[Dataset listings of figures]
--------------------

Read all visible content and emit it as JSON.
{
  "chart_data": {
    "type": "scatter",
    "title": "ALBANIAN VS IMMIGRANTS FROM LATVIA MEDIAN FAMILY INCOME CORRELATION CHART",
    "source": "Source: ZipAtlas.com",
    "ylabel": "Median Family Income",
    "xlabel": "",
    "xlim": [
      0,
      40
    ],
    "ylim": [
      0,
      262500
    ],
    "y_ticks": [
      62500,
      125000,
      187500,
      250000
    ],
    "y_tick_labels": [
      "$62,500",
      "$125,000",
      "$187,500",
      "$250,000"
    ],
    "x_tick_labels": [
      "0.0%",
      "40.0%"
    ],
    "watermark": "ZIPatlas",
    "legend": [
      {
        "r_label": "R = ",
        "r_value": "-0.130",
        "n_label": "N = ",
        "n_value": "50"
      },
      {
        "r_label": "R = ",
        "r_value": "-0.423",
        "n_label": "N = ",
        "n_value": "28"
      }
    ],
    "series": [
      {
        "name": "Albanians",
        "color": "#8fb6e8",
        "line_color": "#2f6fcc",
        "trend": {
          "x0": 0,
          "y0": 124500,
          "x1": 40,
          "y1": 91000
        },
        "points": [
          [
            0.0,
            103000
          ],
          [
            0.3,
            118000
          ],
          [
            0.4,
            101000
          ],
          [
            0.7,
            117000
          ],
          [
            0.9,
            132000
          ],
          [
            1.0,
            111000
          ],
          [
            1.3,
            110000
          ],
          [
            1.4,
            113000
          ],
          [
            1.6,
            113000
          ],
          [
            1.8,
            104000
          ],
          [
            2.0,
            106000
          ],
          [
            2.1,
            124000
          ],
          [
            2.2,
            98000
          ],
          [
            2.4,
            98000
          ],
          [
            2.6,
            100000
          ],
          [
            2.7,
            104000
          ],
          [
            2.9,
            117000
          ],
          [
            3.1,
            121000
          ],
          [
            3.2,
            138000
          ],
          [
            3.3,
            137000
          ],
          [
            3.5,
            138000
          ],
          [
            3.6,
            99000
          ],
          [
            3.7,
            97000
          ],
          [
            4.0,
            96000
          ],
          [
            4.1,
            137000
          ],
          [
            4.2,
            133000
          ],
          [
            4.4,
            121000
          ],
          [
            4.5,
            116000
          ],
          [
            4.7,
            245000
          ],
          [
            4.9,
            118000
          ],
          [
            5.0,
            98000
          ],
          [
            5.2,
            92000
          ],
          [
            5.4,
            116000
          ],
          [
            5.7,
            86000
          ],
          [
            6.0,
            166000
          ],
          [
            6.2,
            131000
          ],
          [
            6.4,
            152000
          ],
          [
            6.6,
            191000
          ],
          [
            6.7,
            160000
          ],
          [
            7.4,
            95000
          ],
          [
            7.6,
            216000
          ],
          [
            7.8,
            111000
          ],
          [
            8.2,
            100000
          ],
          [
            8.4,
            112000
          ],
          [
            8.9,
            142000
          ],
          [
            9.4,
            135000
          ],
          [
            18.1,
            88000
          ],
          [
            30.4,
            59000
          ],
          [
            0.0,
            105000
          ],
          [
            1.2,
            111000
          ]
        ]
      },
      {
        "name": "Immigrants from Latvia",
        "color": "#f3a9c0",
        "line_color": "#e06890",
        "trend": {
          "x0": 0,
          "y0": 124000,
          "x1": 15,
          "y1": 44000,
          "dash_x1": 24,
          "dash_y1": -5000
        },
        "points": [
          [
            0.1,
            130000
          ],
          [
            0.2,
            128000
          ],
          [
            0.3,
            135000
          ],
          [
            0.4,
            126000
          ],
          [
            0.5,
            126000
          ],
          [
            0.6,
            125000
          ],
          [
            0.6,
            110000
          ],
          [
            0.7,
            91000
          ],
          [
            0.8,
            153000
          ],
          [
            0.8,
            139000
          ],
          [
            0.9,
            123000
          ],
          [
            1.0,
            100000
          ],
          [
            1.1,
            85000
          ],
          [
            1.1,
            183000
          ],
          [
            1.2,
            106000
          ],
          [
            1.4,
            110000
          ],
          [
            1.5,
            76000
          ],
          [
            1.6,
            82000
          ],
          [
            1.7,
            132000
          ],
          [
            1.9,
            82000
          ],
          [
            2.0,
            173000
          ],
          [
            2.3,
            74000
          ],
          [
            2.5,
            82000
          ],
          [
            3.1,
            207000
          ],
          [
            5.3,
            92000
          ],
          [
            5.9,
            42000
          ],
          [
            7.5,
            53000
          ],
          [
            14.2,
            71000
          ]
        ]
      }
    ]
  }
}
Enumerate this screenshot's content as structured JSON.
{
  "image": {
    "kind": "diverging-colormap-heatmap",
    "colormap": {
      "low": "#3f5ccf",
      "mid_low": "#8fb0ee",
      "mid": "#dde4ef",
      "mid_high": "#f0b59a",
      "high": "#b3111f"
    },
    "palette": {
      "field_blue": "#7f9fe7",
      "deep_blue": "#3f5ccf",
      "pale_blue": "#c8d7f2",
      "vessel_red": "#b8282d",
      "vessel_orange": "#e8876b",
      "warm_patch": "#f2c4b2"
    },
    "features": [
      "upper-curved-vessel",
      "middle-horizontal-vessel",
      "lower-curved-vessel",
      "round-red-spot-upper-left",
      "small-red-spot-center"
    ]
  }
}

--------------------

### Request
The entries above must be returned exactly.

### Reply
Read all visible content and emit it as JSON.
{
  "chart_data": {
    "type": "scatter",
    "title": "ALBANIAN VS IMMIGRANTS FROM LATVIA MEDIAN FAMILY INCOME CORRELATION CHART",
    "source": "Source: ZipAtlas.com",
    "ylabel": "Median Family Income",
    "xlabel": "",
    "xlim": [
      0,
      40
    ],
    "ylim": [
      0,
      262500
    ],
    "y_ticks": [
      62500,
      125000,
      187500,
      250000
    ],
    "y_tick_labels": [
      "$62,500",
      "$125,000",
      "$187,500",
      "$250,000"
    ],
    "x_tick_labels": [
      "0.0%",
      "40.0%"
    ],
    "watermark": "ZIPatlas",
    "legend": [
      {
        "r_label": "R = ",
        "r_value": "-0.130",
        "n_label": "N = ",
        "n_value": "50"
      },
      {
        "r_label": "R = ",
        "r_value": "-0.423",
        "n_label": "N = ",
        "n_value": "28"
      }
    ],
    "series": [
      {
        "name": "Albanians",
        "color": "#8fb6e8",
        "line_color": "#2f6fcc",
        "trend": {
          "x0": 0,
          "y0": 124500,
          "x1": 40,
          "y1": 91000
        },
        "points": [
          [
            0.0,
            103000
          ],
          [
            0.3,
            118000
          ],
          [
            0.4,
            101000
          ],
          [
            0.7,
            117000
          ],
          [
            0.9,
            132000
          ],
          [
            1.0,
            111000
          ],
          [
            1.3,
            110000
          ],
          [
            1.4,
            113000
          ],
          [
            1.6,
            113000
          ],
          [
            1.8,
            104000
          ],
          [
            2.0,
            106000
          ],
          [
            2.1,
            124000
          ],
          [
            2.2,
            98000
          ],
          [
            2.4,
            98000
          ],
          [
            2.6,
            100000
          ],
          [
            2.7,
            104000
          ],
          [
            2.9,
            117000
          ],
          [
            3.1,
            121000
          ],
          [
            3.2,
            138000
          ],
          [
            3.3,
            137000
          ],
          [
            3.5,
            138000
          ],
          [
            3.6,
            99000
          ],
          [
            3.7,
            97000
          ],
          [
            4.0,
            96000
          ],
          [
            4.1,
            137000
          ],
          [
            4.2,
            133000
          ],
          [
            4.4,
            121000
          ],
          [
            4.5,
            116000
          ],
          [
            4.7,
            245000
          ],
          [
            4.9,
            118000
          ],
          [
            5.0,
            98000
          ],
          [
            5.2,
            92000
          ],
          [
            5.4,
            116000
          ],
          [
            5.7,
            86000
          ],
          [
            6.0,
            166000
          ],
          [
            6.2,
            131000
          ],
          [
            6.4,
            152000
          ],
          [
            6.6,
            191000
          ],
          [
            6.7,
            160000
          ],
          [
            7.4,
            95000
          ],
          [
            7.6,
            216000
          ],
          [
            7.8,
            111000
          ],
          [
            8.2,
            100000
          ],
          [
            8.4,
            112000
          ],
          [
            8.9,
            142000
          ],
          [
            9.4,
            135000
          ],
          [
            18.1,
            88000
          ],
          [
            30.4,
            59000
          ],
          [
            0.0,
            105000
          ],
          [
            1.2,
            111000
          ]
        ]
      },
      {
        "name": "Immigrants from Latvia",
        "color": "#f3a9c0",
        "line_color": "#e06890",
        "trend": {
          "x0": 0,
          "y0": 124000,
          "x1": 15,
          "y1": 44000,
          "dash_x1": 24,
          "dash_y1": -5000
        },
        "points": [
          [
            0.1,
            130000
          ],
          [
            0.2,
            128000
          ],
          [
            0.3,
            135000
          ],
          [
            0.4,
            126000
          ],
          [
            0.5,
            126000
          ],
          [
            0.6,
            125000
          ],
          [
            0.6,
            110000
          ],
          [
            0.7,
            91000
          ],
          [
            0.8,
            153000
          ],
          [
            0.8,
            139000
          ],
          [
            0.9,
            123000
          ],
          [
            1.0,
            100000
          ],
          [
            1.1,
            85000
          ],
          [
            1.1,
            183000
          ],
          [
            1.2,
            106000
          ],
          [
            1.4,
            110000
          ],
          [
            1.5,
            76000
          ],
          [
            1.6,
            82000
          ],
          [
            1.7,
            132000
          ],
          [
            1.9,
            82000
          ],
          [
            2.0,
            173000
          ],
          [
            2.3,
            74000
          ],
          [
            2.5,
            82000
          ],
          [
            3.1,
            207000
          ],
          [
            5.3,
            92000
          ],
          [
            5.9,
            42000
          ],
          [
            7.5,
            53000
          ],
          [
            14.2,
            71000
          ]
        ]
      }
    ]
  }
}
Enumerate this screenshot's content as structured JSON.
{
  "image": {
    "kind": "diverging-colormap-heatmap",
    "colormap": {
      "low": "#3f5ccf",
      "mid_low": "#8fb0ee",
      "mid": "#dde4ef",
      "mid_high": "#f0b59a",
      "high": "#b3111f"
    },
    "palette": {
      "field_blue": "#7f9fe7",
      "deep_blue": "#3f5ccf",
      "pale_blue": "#c8d7f2",
      "vessel_red": "#b8282d",
      "vessel_orange": "#e8876b",
      "warm_patch": "#f2c4b2"
    },
    "features": [
      "upper-curved-vessel",
      "middle-horizontal-vessel",
      "lower-curved-vessel",
      "round-red-spot-upper-left",
      "small-red-spot-center"
    ]
  }
}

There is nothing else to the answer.